Write the material out again in full, word for word. Do not include the pictures.

Collected data

──────

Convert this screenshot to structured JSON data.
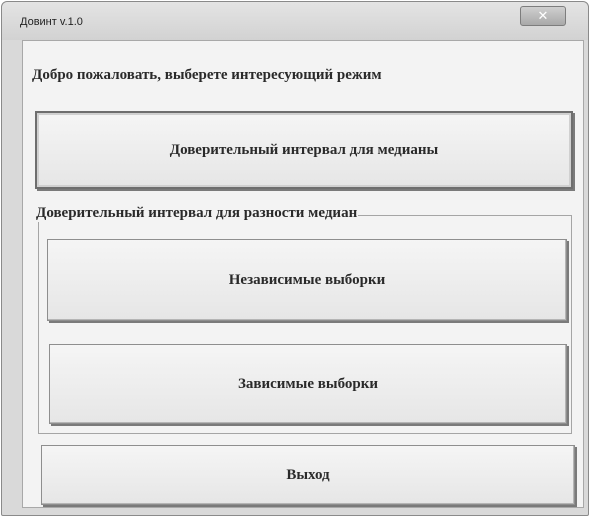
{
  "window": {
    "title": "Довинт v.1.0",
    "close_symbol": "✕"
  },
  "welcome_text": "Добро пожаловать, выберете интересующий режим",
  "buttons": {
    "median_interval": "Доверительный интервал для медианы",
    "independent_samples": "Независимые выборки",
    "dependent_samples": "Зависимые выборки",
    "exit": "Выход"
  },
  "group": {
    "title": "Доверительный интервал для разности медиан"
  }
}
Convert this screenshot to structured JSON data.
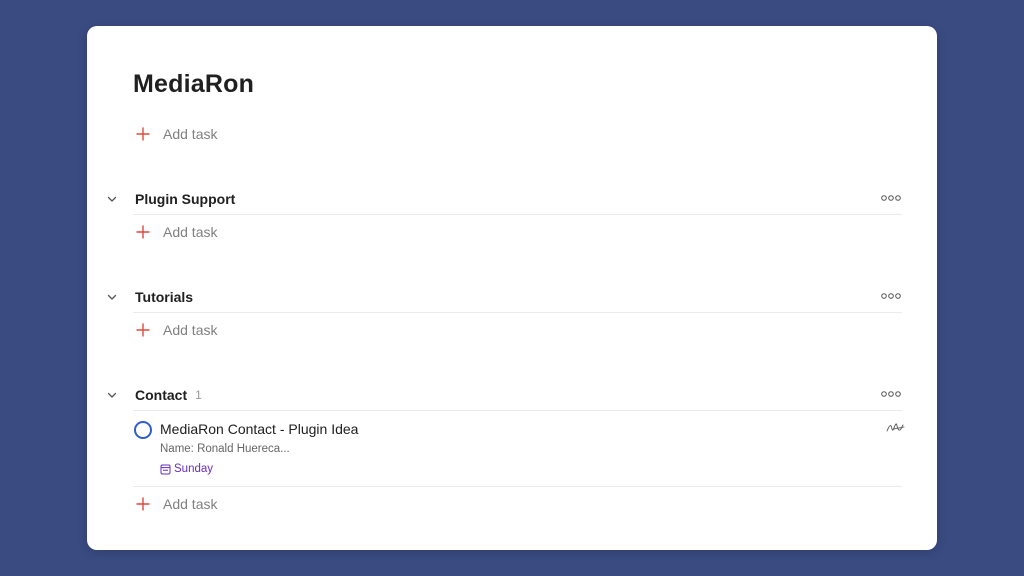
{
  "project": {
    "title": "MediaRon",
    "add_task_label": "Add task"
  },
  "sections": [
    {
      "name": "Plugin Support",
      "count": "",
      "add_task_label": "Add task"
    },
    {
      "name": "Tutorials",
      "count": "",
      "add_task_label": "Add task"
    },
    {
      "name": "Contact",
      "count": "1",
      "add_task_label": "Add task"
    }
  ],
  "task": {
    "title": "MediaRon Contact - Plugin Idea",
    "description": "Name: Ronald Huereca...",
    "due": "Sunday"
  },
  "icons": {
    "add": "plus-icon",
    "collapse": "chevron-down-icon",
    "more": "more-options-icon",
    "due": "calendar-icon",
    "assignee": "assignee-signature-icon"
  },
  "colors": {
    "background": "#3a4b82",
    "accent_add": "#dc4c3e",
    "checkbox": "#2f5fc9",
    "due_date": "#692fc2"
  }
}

──────

- **Solved problem**:
Convert this screenshot to structured JSON data.
{
  "window": {
    "title": "Довинт v.1.0",
    "close_symbol": "✕"
  },
  "welcome_text": "Добро пожаловать, выберете интересующий режим",
  "buttons": {
    "median_interval": "Доверительный интервал для медианы",
    "independent_samples": "Независимые выборки",
    "dependent_samples": "Зависимые выборки",
    "exit": "Выход"
  },
  "group": {
    "title": "Доверительный интервал для разности медиан"
  }
}
Convert this screenshot to structured JSON data.
{
  "project": {
    "title": "MediaRon",
    "add_task_label": "Add task"
  },
  "sections": [
    {
      "name": "Plugin Support",
      "count": "",
      "add_task_label": "Add task"
    },
    {
      "name": "Tutorials",
      "count": "",
      "add_task_label": "Add task"
    },
    {
      "name": "Contact",
      "count": "1",
      "add_task_label": "Add task"
    }
  ],
  "task": {
    "title": "MediaRon Contact - Plugin Idea",
    "description": "Name: Ronald Huereca...",
    "due": "Sunday"
  },
  "icons": {
    "add": "plus-icon",
    "collapse": "chevron-down-icon",
    "more": "more-options-icon",
    "due": "calendar-icon",
    "assignee": "assignee-signature-icon"
  },
  "colors": {
    "background": "#3a4b82",
    "accent_add": "#dc4c3e",
    "checkbox": "#2f5fc9",
    "due_date": "#692fc2"
  }
}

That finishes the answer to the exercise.